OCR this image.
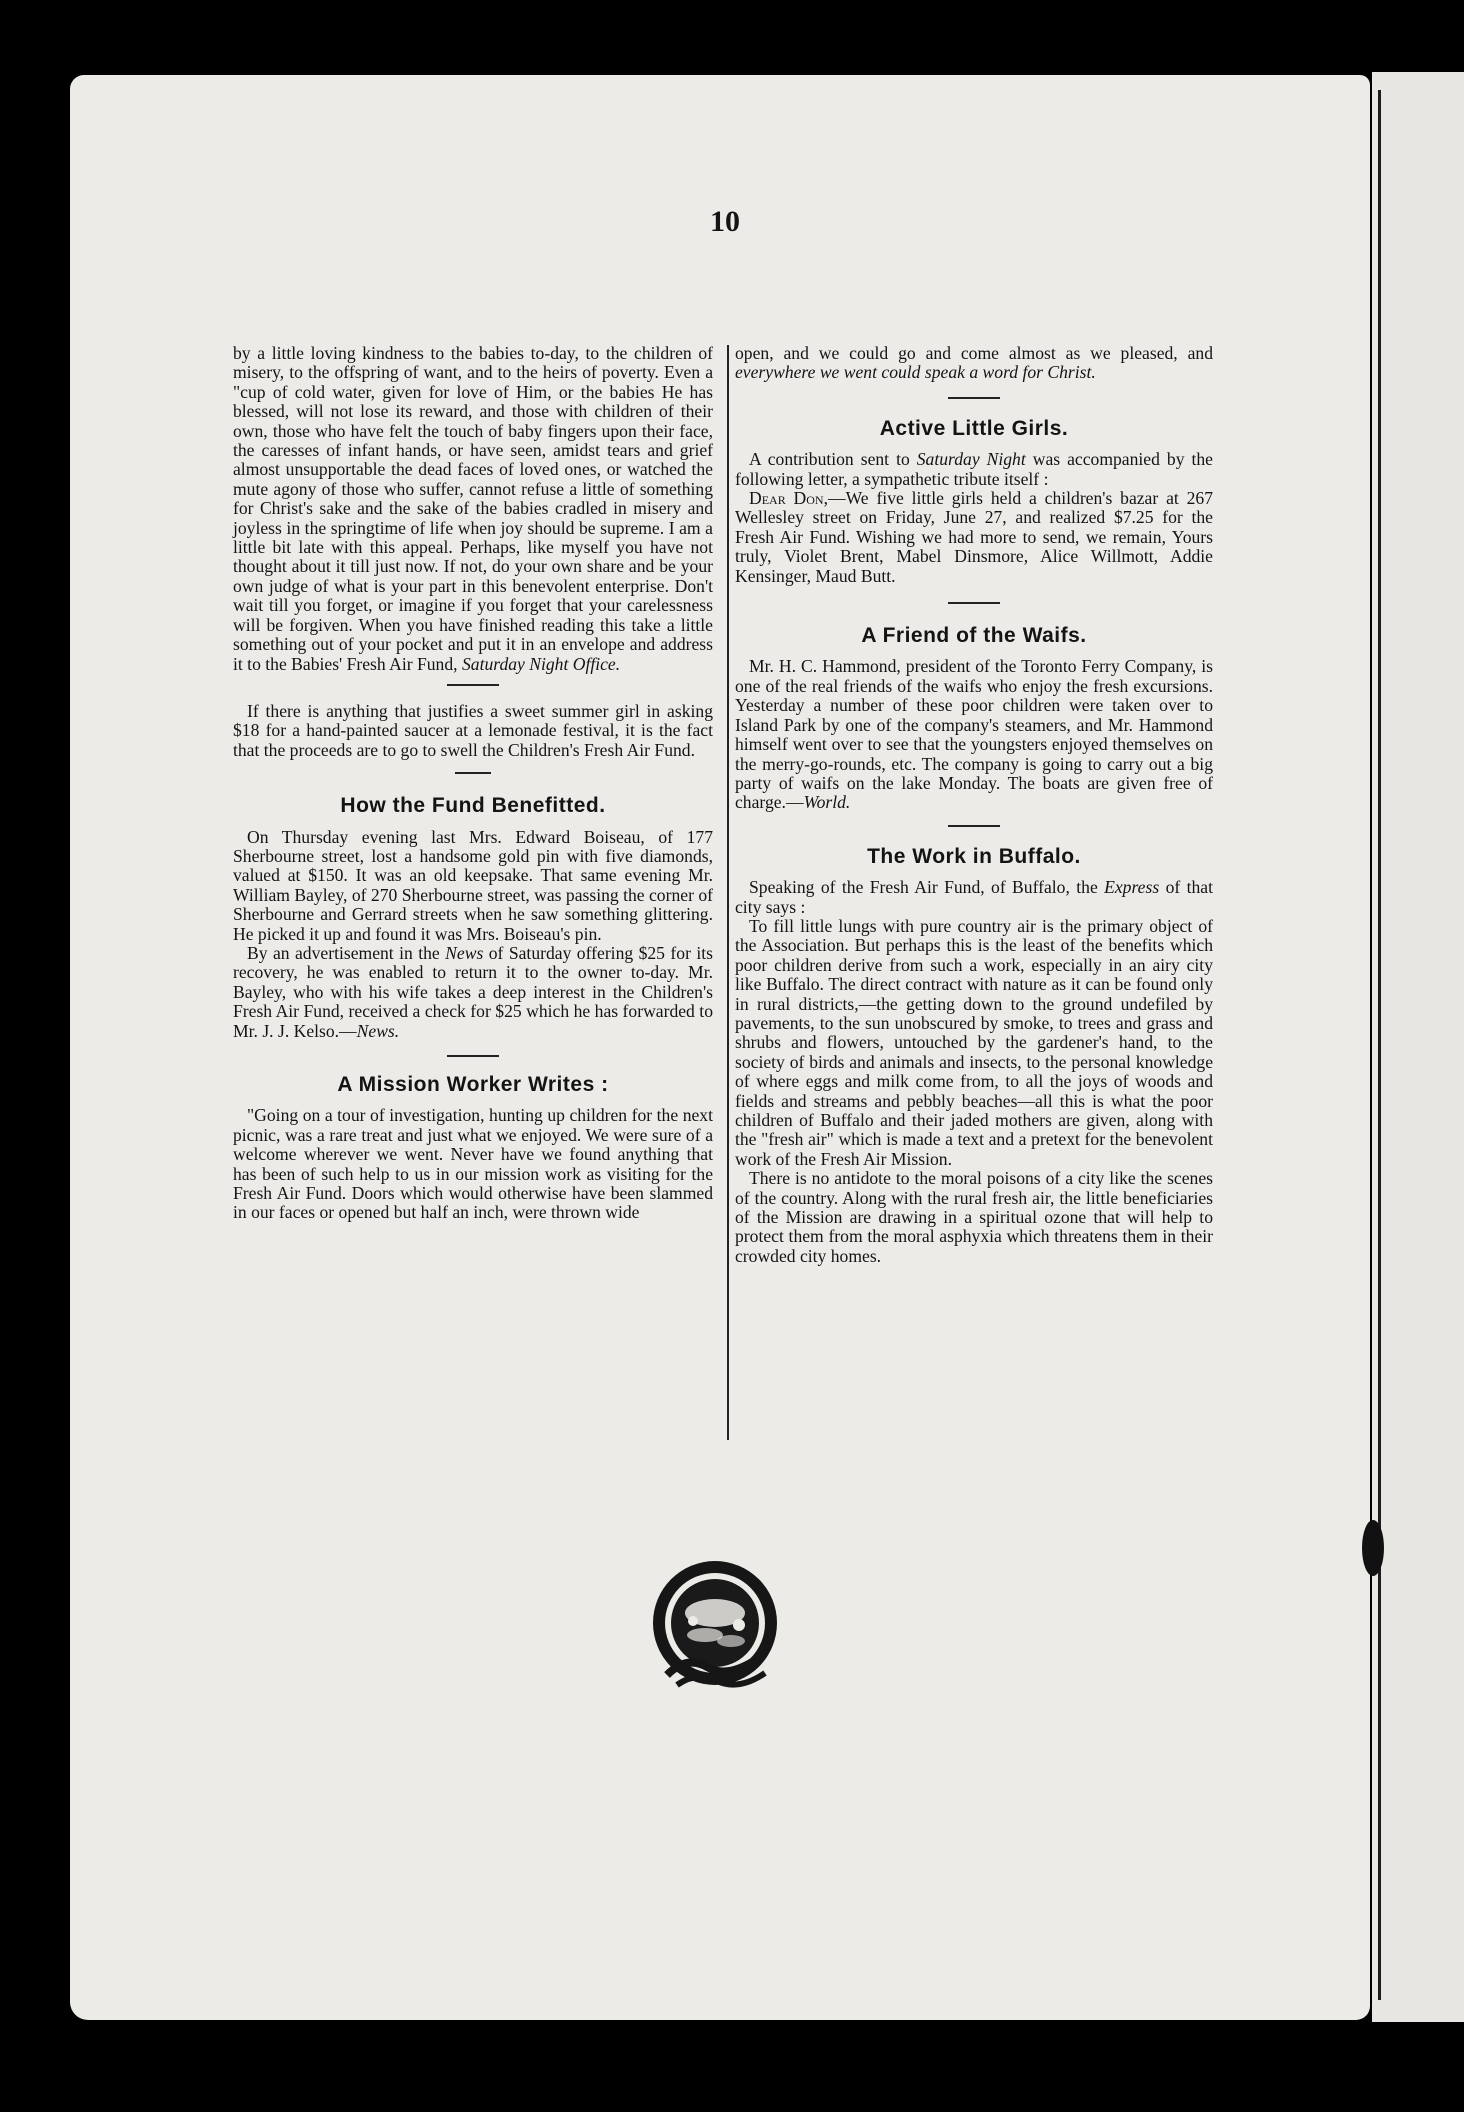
10

by a little loving kindness to the babies to-day, to the children of misery, to the offspring of want, and to the heirs of poverty. Even a "cup of cold water, given for love of Him, or the babies He has blessed, will not lose its reward, and those with children of their own, those who have felt the touch of baby fingers upon their face, the caresses of infant hands, or have seen, amidst tears and grief almost unsupportable the dead faces of loved ones, or watched the mute agony of those who suffer, cannot refuse a little of something for Christ's sake and the sake of the babies cradled in misery and joyless in the springtime of life when joy should be supreme. I am a little bit late with this appeal. Perhaps, like myself you have not thought about it till just now. If not, do your own share and be your own judge of what is your part in this benevolent enterprise. Don't wait till you forget, or imagine if you forget that your carelessness will be forgiven. When you have finished reading this take a little something out of your pocket and put it in an envelope and address it to the Babies' Fresh Air Fund, Saturday Night Office.

If there is anything that justifies a sweet summer girl in asking $18 for a hand-painted saucer at a lemonade festival, it is the fact that the proceeds are to go to swell the Children's Fresh Air Fund.

How the Fund Benefitted.

On Thursday evening last Mrs. Edward Boiseau, of 177 Sherbourne street, lost a handsome gold pin with five diamonds, valued at $150. It was an old keepsake. That same evening Mr. William Bayley, of 270 Sherbourne street, was passing the corner of Sherbourne and Gerrard streets when he saw something glittering. He picked it up and found it was Mrs. Boiseau's pin.

By an advertisement in the News of Saturday offering $25 for its recovery, he was enabled to return it to the owner to-day. Mr. Bayley, who with his wife takes a deep interest in the Children's Fresh Air Fund, received a check for $25 which he has forwarded to Mr. J. J. Kelso.—News.

A Mission Worker Writes :

"Going on a tour of investigation, hunting up children for the next picnic, was a rare treat and just what we enjoyed. We were sure of a welcome wherever we went. Never have we found anything that has been of such help to us in our mission work as visiting for the Fresh Air Fund. Doors which would otherwise have been slammed in our faces or opened but half an inch, were thrown wide

open, and we could go and come almost as we pleased, and everywhere we went could speak a word for Christ.

Active Little Girls.

A contribution sent to Saturday Night was accompanied by the following letter, a sympathetic tribute itself :

Dear Don,—We five little girls held a children's bazar at 267 Wellesley street on Friday, June 27, and realized $7.25 for the Fresh Air Fund. Wishing we had more to send, we remain, Yours truly, Violet Brent, Mabel Dinsmore, Alice Willmott, Addie Kensinger, Maud Butt.

A Friend of the Waifs.

Mr. H. C. Hammond, president of the Toronto Ferry Company, is one of the real friends of the waifs who enjoy the fresh excursions. Yesterday a number of these poor children were taken over to Island Park by one of the company's steamers, and Mr. Hammond himself went over to see that the youngsters enjoyed themselves on the merry-go-rounds, etc. The company is going to carry out a big party of waifs on the lake Monday. The boats are given free of charge.—World.

The Work in Buffalo.

Speaking of the Fresh Air Fund, of Buffalo, the Express of that city says :

To fill little lungs with pure country air is the primary object of the Association. But perhaps this is the least of the benefits which poor children derive from such a work, especially in an airy city like Buffalo. The direct contract with nature as it can be found only in rural districts,—the getting down to the ground undefiled by pavements, to the sun unobscured by smoke, to trees and grass and shrubs and flowers, untouched by the gardener's hand, to the society of birds and animals and insects, to the personal knowledge of where eggs and milk come from, to all the joys of woods and fields and streams and pebbly beaches—all this is what the poor children of Buffalo and their jaded mothers are given, along with the "fresh air" which is made a text and a pretext for the benevolent work of the Fresh Air Mission.

There is no antidote to the moral poisons of a city like the scenes of the country. Along with the rural fresh air, the little beneficiaries of the Mission are drawing in a spiritual ozone that will help to protect them from the moral asphyxia which threatens them in their crowded city homes.
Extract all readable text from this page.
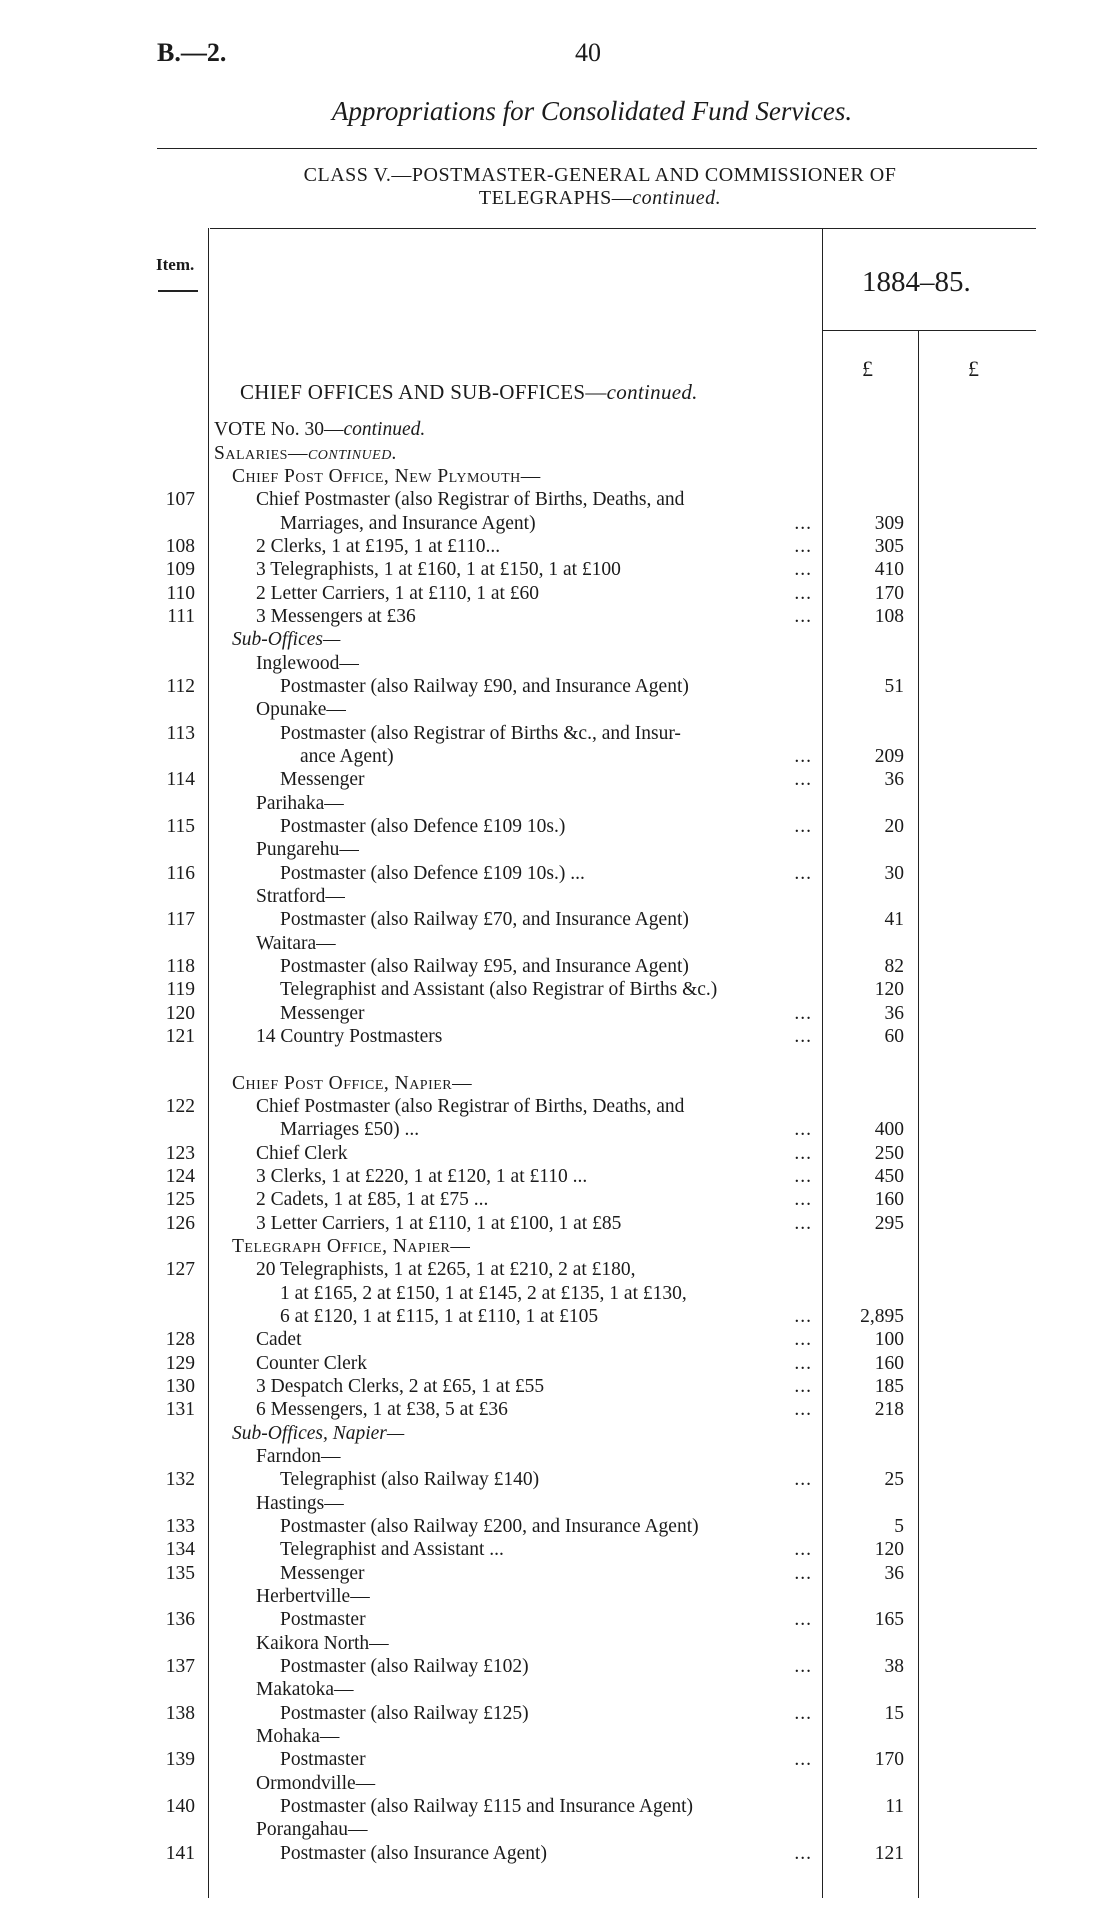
B.—2.	40
Appropriations for Consolidated Fund Services.
CLASS V.—POSTMASTER-GENERAL AND COMMISSIONER OF
TELEGRAPHS—continued.
Item.
1884–85.
£	£
CHIEF OFFICES AND SUB-OFFICES—continued.
VOTE No. 30—continued.
Salaries—continued.
Chief Post Office, New Plymouth—
107	Chief Postmaster (also Registrar of Births, Deaths, and
Marriages, and Insurance Agent)	...	309
108	2 Clerks, 1 at £195, 1 at £110...	...	305
109	3 Telegraphists, 1 at £160, 1 at £150, 1 at £100	...	410
110	2 Letter Carriers, 1 at £110, 1 at £60	...	170
111	3 Messengers at £36	...	108
Sub-Offices—
Inglewood—
112	Postmaster (also Railway £90, and Insurance Agent)	51
Opunake—
113	Postmaster (also Registrar of Births &c., and Insur-
ance Agent)	...	209
114	Messenger	...	36
Parihaka—
115	Postmaster (also Defence £109 10s.)	...	20
Pungarehu—
116	Postmaster (also Defence £109 10s.) ...	...	30
Stratford—
117	Postmaster (also Railway £70, and Insurance Agent)	41
Waitara—
118	Postmaster (also Railway £95, and Insurance Agent)	82
119	Telegraphist and Assistant (also Registrar of Births &c.)	120
120	Messenger	...	36
121	14 Country Postmasters	...	60
Chief Post Office, Napier—
122	Chief Postmaster (also Registrar of Births, Deaths, and
Marriages £50) ...	...	400
123	Chief Clerk	...	250
124	3 Clerks, 1 at £220, 1 at £120, 1 at £110 ...	...	450
125	2 Cadets, 1 at £85, 1 at £75 ...	...	160
126	3 Letter Carriers, 1 at £110, 1 at £100, 1 at £85	...	295
Telegraph Office, Napier—
127	20 Telegraphists, 1 at £265, 1 at £210, 2 at £180,
1 at £165, 2 at £150, 1 at £145, 2 at £135, 1 at £130,
6 at £120, 1 at £115, 1 at £110, 1 at £105	...	2,895
128	Cadet	...	100
129	Counter Clerk	...	160
130	3 Despatch Clerks, 2 at £65, 1 at £55	...	185
131	6 Messengers, 1 at £38, 5 at £36	...	218
Sub-Offices, Napier—
Farndon—
132	Telegraphist (also Railway £140)	...	25
Hastings—
133	Postmaster (also Railway £200, and Insurance Agent)	5
134	Telegraphist and Assistant ...	...	120
135	Messenger	...	36
Herbertville—
136	Postmaster	...	165
Kaikora North—
137	Postmaster (also Railway £102)	...	38
Makatoka—
138	Postmaster (also Railway £125)	...	15
Mohaka—
139	Postmaster	...	170
Ormondville—
140	Postmaster (also Railway £115 and Insurance Agent)	11
Porangahau—
141	Postmaster (also Insurance Agent)	...	121
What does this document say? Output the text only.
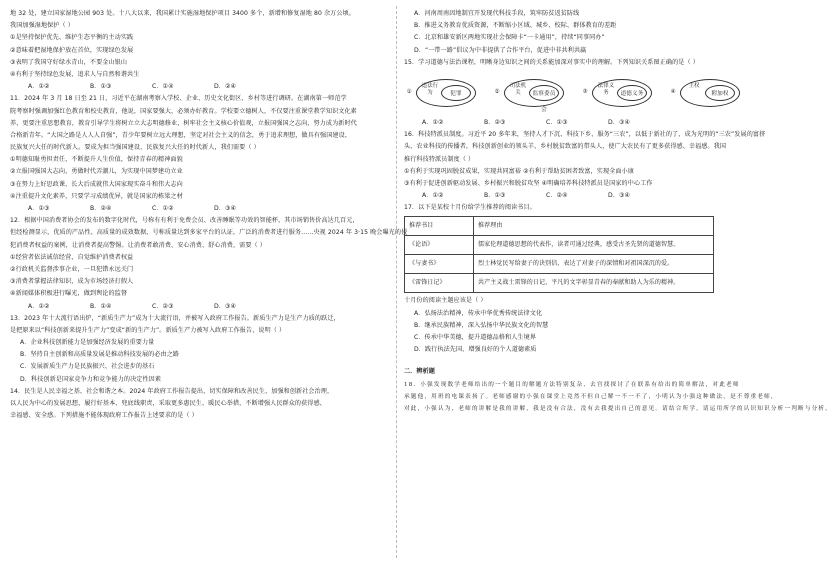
地 32 处，建立国家湿地公园 903 处。十八大以来，我国累计实施湿地保护项目 3400 多个，新增和修复湿地 80 余万公顷。
我国加强湿地保护（ ）
①是坚持保护优先、维护生态平衡的主动实践
②意味着把湿地保护放在首位，实现绿色发展
③表明了我国守好绿水青山，不要金山银山
④有利于坚持绿色发展，追求人与自然和谐共生
A．①②	B．①③	C．①④	D．②④
11．2024 年 3 月 18 日至 21 日，习近平在湖南考察入学校、企业、历史文化街区、乡村等进行调研。在湖南第一师范学
院考察时强调加强红色教育和校史教育，他说，国家要强大，必须办好教育。学校要立德树人，不仅要注重课堂教学知识文化素
养，更要注重思想教育，教育引导学生将树立立大志明德修业，树牢社会主义核心价值观，立报国强国之志向，努力成为新时代
合格新青年。“大国之路是人人人自强”，青少年要树立远大理想，坚定对社会主义的信念，勇于追求理想，做具有强国建设、
民族复兴大任的时代新人。要成为担当强国建设、民族复兴大任的时代新人，我们需要（ ）
①明德知耻勇担责任，不断提升人生价值，保持青春的精神面貌
②立报国强国大志向，勇做时代弄潮儿，为实现中国梦建功立业
③在努力上好思政课，长大后成就伟大国家现实奋斗和伟大志向
④注重提升文化素养，只要学习成绩优异，就是国家的栋梁之材
A．①③	B．②④	C．①②	D．③④
12．根据中国消费者协会的发布的数字化时代，号称有有利于免费会员、改善睡眠等功效的智能杯，其市场销售价高达几百元，
但经检测显示，优质的产品性、高质量的成效数据，号称质量达到多家平台的认证，广泛的消费者进行服务……央视 2024 年 3·15 晚会曝光的侵
犯消费者权益的案例，让消费者提高警惕。让消费者敢消费、安心消费、舒心消费，需要（ ）
①经营者依法诚信经营，自觉维护消费者权益
②行政机关监督涉事企业，一旦犯错永远关门
③消费者掌握法律知识，成为市场经济打假人
④新闻媒体积极进行曝光，做到舆论的监督
A．①②	B．①④	C．②③	D．③④
13．2023 年十大流行语出炉，“新质生产力”成为十大流行语，并被写入政府工作报告。新质生产力是生产力质的跃迁，
是把原来以“科技创新来提升生产力”变成“新的生产力”。新质生产力被写入政府工作报告，说明（ ）
A．企业科技创新能力是加强经济发展的重要力量
B．坚持自主创新和高质量发展是推动科技发展的必由之路
C．发展新质生产力是民族振兴、社会进步的基石
D．科技创新是国家竞争力和竞争能力的决定性因素
14．民生是人民幸福之基、社会和谐之本。2024 年政府工作报告提出，切实保障和改善民生，加强和创新社会治理，
以人民为中心的发展思想，履行好基本、兜底线职责，采取更多惠民生、暖民心举措，不断增强人民群众的获得感、
幸福感、安全感。下列措施不能体现政府工作报告上述要求的是（ ）
A．河南周南因地制宜开发现代科技手段，筑牢防贫返贫防线
B．推进义务教育优质资源，不断缩小区域、城乡、校际、群体教育的差距
C．北京和雄安新区两地实现社会保障卡“一卡通用”，持续“同事同办”
D．“一带一路”倡议为中非提供了合作平台，促进中非共利共赢
15．学习道德与法治课程，明晰身边知识之间的关系能加深对事实中的理解。下列知识关系图正确的是（ ）
①
违法行为	犯罪	②
司法机关	监察委员会
③
法律义务	道德义务	④
主权
附加权
A．①②	B．②③	C．①③	D．③④
16．科技特派员制度。习近平 20 多年来，坚持人才下沉、科技下乡、服务“三农”，以低于新社的了，成为光明的“三农”发展的富挤
头、农业科技的传播者，科技创新创业的领头羊、乡村脱贫致富的带头人，使广大农民有了更多获得感、幸福感。我国
推行科技特派员制度（ ）
①有利于实现巩固脱贫成果，实现共同富裕 ②有利于帮助贫困者致富，实现全面小康
③有利于促进创新驱动发展、乡村振兴和脱贫攻坚 ④明确培养科技特派员是国家的中心工作
A．①②	B．①③	C．②④	D．③④
17．以下是某校十月份给学生推荐的阅读书目。
推荐书目	推荐理由
《论语》	儒家伦理道德思想的代表作，读者可通过经典，感受古圣先贤的道德智慧。
《与妻书》	烈士林觉民写给妻子的诀别信，表达了对妻子的深情和对祖国深沉的爱。
《雷锋日记》	共产主义战士雷锋的日记，平凡的文字彰显青春的奉献和助人为乐的精神。
十月份的阅读主题应该是（ ）
A．弘扬法治精神，传承中华优秀传统法律文化
B．继承民族精神，深入弘扬中华民族文化的智慧
C．传承中华美德，提升道德品格和人生境界
D．践行执法先国，增强良好的个人道德素质
二．辨析题
18．小强发现数学老师给出的一个题目的解题方法特别复杂，去宫找探讨了在联系有给出的简单解法，对此老师
承题他，用班的电课表扬了。老师感谢的小强在课堂上竟然不但自己解一不一不了，小明认为小强这种做法，是不尊重老师，
对此，小强认为，老师的讲解是我的讲解，我是没有合法，没有去我提出自己的意见。请结合所学，请运用所学的认识知识分析一判断与分析。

******

### AIM OF THE EXERCISE
Collect every line with the string "Marriages" from the records, and copy each.

### ANSWER TO THIS TASK
Marriages, and Insurance Agent)	...	309
Marriages £50) ...	...	400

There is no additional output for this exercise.